== TEXT PROVIDED ==
Even during this year of relative ease in Saxony, while his soldiers grew fat around him, Charles’ life remained simple and dedicated to war. He lived in his castle at Altranstadt as if he were living in a tent with a battle expected the following morning. He refused permission to his two sisters who wanted to visit him in Germany, and turned a deaf ear to his grandmother’s plea that he come home to Sweden, at least for a visit, saying that it would set a bad example for his soldiers.
Sexually, Charles remained chaste. “I am married to the army for the duration of the war,” the King declared; he had also decided against sexual experience while the war continued. As Charles saw it, this code of asceticism and self-denial was necessary to a military commander, but it has raised the suggestion that the King of Sweden was homosexual. Charles had had little contact with women in his life. At six, he was taken from his mother and reared in the company of men. He liked to look at pretty girls, and in adolescence there was a flirtation with the wife of a concertmaster, but there were no passions. In his years in the field, Charles wrote frequently to his sisters and his grandmother, but for seventeen years he did not see any of his female relatives, and by the time he returned to Sweden, both his grandmother and his older sister were dead. When the King met ladies in society, his manner was polite but not warm. He did not seek the companionship of women and where possible, he avoided it; it seemed to embarrass him.
As much as possible, Charles modeled the Swedish army on himself. He wanted an elite corps of unmarried men who thought only of duty and not of home, who saved their strength for battle rather than the pursuit of women and the cares of marriage. Married men with children were less likely to advance courageously across a field into a storm of enemy bullets and bayonets. Charles admired and faithfully sought to emulate the example of his father, Charles XI, who had conscientiously practiced abstinence during the years Sweden was at war.
As the years went by, the King’s lack of interest in women became more pronounced. During the army’s year of rest at Saxony, many Swedish-fathered babies were conceived, but there were no rumors from the headquarters of the twenty-five-year-old King. Later, when Charles spent five years as a prisoner-guest in Turkey, with long evenings devoted to plays by Molière and concerts of chamber music, still there were no whispers of women. Perhaps having denied himself both love and women so long, he simply had lost the capacity for interest in either.
And if he was not interested in women, was he therefore interested in men? There is no evidence of this. In the early years of war, Charles slept alone. Later, a page slept in his room, but an orderly slept in Peter’s room and sometimes the Tsar napped with his head on this young man’s stomach; this did not make either Charles or Peter homosexual.
With Charles, one can only say that the fires which burned in him had reached the point of obsession, obliterating everything else. He was a warrior. For Sweden’s sake, for the sake of his army, he chose hardness. Women were soft, a distraction. He had no sexual experience; perhaps he sensed the enormity of its power and held himself in check, not daring to test it. In this respect. Charles XII was abnormal. But we already know that in many ways the King of Sweden was not like other men.
Peter’s reaction to Augustus’ dethronement and the election and coronation of Stanislaus had been to immediately crown his own court fool as King of Sweden, but he knew that the events in Poland were deadly serious for Russia. Over the years, the Tsar had come to understand that he was dealing with a fanatic; that Charles was determined to overthrow Augustus, and that the Swedish King’s invasion of Russia would be postponed until this victory in Poland was achieved. Therefore, realizing his own great stake in preserving Augustus’ power, Peter had poured Russian money and soldiers into the effort to sustain the Elector of Saxony on the Polish throne. As long as the war was fought in Poland, it would not be fought in Russia.

== Annotated element listings ==
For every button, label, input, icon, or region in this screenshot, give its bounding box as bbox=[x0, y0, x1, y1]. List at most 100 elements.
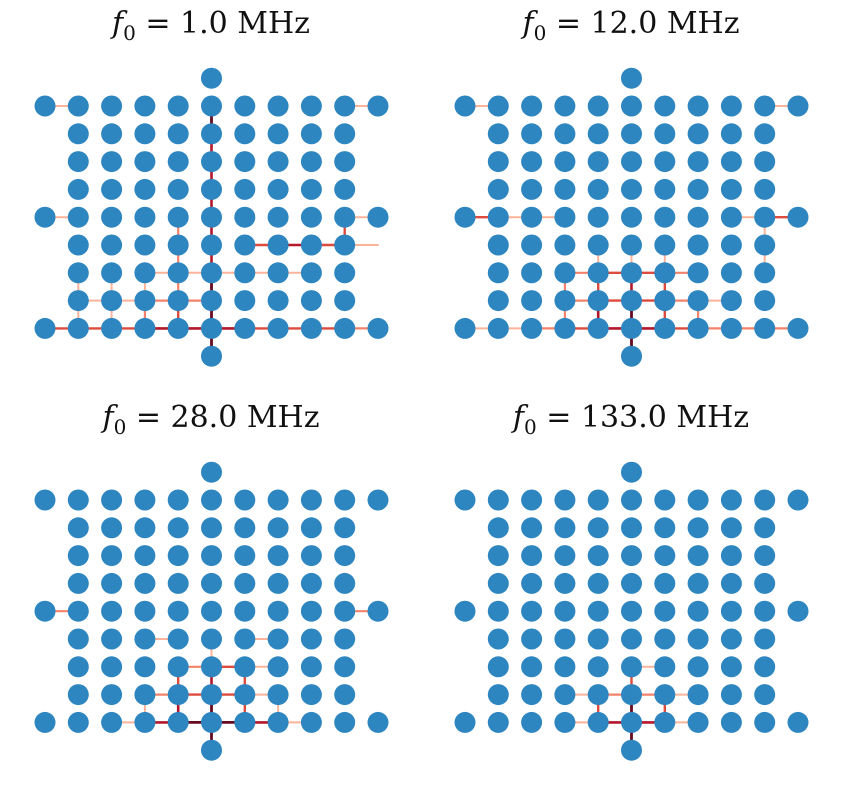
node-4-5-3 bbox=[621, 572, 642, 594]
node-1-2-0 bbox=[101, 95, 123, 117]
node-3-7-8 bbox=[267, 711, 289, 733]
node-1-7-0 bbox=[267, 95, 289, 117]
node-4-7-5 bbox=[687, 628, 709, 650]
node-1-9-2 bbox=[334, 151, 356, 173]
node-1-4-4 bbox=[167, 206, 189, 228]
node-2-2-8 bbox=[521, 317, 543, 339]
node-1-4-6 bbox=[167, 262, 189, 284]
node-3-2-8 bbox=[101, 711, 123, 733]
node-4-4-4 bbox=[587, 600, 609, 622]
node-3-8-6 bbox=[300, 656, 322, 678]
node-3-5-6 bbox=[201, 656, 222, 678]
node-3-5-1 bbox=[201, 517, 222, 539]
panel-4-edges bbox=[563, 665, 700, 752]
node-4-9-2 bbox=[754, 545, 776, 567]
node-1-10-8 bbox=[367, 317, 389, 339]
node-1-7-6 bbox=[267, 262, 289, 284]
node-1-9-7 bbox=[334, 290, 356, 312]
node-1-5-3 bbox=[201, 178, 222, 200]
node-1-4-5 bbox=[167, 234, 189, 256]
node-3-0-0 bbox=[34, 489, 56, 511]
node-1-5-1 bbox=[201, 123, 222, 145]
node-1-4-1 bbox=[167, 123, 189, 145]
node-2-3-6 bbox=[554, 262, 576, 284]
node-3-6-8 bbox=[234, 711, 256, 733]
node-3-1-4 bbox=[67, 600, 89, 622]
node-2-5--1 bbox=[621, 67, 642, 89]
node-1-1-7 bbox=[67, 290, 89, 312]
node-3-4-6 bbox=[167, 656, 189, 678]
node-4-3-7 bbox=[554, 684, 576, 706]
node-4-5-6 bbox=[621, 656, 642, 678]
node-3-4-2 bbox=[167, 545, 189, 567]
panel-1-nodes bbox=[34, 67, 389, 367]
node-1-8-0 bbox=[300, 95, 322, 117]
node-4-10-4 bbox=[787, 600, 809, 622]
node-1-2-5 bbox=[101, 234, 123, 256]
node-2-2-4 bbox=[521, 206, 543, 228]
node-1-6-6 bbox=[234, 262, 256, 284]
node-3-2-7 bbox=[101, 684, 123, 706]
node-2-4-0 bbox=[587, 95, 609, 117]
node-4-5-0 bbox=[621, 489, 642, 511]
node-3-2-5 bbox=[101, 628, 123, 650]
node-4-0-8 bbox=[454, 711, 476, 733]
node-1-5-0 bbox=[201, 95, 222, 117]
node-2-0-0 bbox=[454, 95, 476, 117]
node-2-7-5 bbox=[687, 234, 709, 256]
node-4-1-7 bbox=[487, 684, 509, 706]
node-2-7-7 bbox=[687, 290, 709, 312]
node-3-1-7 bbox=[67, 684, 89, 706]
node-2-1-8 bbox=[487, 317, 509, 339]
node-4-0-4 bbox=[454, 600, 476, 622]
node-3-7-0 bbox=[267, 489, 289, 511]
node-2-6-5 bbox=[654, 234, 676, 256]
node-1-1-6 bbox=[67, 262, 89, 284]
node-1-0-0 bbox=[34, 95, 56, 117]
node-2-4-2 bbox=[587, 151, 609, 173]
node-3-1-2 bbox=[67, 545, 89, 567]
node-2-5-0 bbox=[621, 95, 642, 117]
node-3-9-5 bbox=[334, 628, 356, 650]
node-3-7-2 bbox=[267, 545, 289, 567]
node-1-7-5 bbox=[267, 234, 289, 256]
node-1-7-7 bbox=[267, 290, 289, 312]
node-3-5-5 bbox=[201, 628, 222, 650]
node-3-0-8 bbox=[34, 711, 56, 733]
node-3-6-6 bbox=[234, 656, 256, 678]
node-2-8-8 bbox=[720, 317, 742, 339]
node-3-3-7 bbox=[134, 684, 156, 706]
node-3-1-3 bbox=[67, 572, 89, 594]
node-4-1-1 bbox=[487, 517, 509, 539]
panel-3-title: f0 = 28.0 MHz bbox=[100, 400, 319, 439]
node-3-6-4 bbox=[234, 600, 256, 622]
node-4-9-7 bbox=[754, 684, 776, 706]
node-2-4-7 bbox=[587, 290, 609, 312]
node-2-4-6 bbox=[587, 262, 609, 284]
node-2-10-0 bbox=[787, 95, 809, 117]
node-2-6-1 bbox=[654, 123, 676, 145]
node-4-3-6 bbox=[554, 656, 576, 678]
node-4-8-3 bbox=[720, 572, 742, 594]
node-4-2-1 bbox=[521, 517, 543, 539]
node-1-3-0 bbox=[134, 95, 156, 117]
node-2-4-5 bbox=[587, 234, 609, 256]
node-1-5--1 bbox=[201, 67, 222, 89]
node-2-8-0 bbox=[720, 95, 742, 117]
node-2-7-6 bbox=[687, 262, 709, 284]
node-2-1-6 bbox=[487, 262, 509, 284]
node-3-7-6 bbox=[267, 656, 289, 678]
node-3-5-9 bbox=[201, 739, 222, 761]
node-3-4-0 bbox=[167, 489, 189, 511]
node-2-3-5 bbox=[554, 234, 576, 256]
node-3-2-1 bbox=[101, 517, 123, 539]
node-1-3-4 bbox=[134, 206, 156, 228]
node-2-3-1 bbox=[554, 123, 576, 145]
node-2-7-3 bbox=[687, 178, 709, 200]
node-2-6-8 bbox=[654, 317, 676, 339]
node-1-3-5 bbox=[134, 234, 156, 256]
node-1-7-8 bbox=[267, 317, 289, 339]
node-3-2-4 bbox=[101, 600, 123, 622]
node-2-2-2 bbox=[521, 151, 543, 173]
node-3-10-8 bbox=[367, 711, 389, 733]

--

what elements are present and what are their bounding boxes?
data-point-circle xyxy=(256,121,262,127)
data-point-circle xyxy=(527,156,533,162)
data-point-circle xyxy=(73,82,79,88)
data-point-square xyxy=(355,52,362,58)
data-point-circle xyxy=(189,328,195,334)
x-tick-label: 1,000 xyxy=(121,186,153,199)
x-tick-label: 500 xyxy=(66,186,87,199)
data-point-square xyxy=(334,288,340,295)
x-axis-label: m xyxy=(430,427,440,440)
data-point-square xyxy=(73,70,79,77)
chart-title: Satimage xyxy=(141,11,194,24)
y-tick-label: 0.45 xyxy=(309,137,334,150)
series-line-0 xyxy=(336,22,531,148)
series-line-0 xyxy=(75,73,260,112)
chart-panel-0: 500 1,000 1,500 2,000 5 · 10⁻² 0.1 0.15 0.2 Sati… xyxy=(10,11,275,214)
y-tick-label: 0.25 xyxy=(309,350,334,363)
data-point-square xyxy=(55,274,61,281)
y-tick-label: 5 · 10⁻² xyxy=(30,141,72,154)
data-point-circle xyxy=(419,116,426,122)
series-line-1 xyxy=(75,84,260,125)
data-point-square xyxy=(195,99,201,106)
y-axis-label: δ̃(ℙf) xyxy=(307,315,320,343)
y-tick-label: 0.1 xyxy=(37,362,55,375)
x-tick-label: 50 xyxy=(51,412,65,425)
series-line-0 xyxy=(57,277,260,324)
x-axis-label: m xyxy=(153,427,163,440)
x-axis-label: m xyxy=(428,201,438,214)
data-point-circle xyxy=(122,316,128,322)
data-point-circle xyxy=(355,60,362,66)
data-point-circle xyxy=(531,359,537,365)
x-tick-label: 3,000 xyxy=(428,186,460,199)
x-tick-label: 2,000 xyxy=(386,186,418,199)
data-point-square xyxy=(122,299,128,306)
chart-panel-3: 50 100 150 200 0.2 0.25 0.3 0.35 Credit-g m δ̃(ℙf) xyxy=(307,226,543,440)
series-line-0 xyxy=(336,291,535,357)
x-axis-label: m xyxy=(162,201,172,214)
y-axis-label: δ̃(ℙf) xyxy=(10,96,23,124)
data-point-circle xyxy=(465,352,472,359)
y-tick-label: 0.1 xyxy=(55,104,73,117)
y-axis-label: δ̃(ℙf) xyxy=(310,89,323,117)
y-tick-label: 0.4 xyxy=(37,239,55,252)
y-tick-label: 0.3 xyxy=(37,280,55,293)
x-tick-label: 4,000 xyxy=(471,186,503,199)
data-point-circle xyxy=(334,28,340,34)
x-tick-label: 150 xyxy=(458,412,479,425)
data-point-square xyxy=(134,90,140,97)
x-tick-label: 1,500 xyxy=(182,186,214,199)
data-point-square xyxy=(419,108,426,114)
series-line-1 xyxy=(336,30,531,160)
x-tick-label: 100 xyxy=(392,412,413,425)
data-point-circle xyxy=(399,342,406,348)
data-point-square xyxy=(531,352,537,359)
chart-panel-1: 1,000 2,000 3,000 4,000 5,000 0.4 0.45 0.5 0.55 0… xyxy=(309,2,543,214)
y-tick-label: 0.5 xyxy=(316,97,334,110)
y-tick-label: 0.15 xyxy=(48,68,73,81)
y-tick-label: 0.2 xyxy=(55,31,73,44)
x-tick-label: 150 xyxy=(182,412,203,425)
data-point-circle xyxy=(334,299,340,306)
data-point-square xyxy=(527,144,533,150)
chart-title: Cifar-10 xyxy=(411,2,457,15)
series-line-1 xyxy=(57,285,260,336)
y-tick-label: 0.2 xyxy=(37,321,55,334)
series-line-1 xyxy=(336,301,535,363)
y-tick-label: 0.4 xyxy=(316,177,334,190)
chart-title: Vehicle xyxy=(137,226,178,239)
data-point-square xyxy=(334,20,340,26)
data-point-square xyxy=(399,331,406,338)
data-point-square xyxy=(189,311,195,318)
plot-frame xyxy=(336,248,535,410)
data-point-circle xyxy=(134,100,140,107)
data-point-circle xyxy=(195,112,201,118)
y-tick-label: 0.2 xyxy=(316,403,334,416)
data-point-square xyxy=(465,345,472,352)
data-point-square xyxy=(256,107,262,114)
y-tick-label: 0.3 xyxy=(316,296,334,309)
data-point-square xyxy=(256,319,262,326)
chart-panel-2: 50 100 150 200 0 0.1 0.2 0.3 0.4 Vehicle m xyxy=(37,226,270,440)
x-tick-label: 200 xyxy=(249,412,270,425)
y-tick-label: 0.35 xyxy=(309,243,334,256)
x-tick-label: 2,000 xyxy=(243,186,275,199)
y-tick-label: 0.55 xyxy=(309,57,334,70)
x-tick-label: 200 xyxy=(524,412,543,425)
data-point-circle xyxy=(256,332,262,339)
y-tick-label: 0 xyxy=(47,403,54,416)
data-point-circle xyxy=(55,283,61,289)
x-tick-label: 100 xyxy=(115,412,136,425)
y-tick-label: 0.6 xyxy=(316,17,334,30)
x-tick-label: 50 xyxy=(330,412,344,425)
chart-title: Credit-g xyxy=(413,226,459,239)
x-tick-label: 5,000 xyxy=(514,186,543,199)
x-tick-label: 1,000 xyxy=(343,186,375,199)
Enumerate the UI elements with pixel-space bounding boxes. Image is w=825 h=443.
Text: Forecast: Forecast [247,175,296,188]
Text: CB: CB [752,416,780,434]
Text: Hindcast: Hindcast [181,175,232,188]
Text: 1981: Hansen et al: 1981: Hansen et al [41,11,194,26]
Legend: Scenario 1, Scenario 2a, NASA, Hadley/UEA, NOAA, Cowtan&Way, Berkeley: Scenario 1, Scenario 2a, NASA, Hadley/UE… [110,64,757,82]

== WHAT TO WORK ON ==
(a) According to the passage on Charles XII, at what age was Charles taken from his mother?
(b) Using the passage on Charles XII, explain why Peter poured Russian money and soldiers into keeping Augustus on the Polish throne.
(c) Reproduce the passage on Charles XII word for word, between "Even during this" and "for his soldiers.", inclusive.

== TASK-BY-TASK SOLUTIONS ==
(a) He was six.

(b) Peter understood that Charles was set on overthrowing Augustus and would put off invading Russia until he had won in Poland. By keeping Augustus in power, Peter kept the war in Poland and out of Russia.

(c)
Even during this year of relative ease in Saxony, while his soldiers grew fat around him, Charles’ life remained simple and dedicated to war. He lived in his castle at Altranstadt as if he were living in a tent with a battle expected the following morning. He refused permission to his two sisters who wanted to visit him in Germany, and turned a deaf ear to his grandmother’s plea that he come home to Sweden, at least for a visit, saying that it would set a bad example for his soldiers.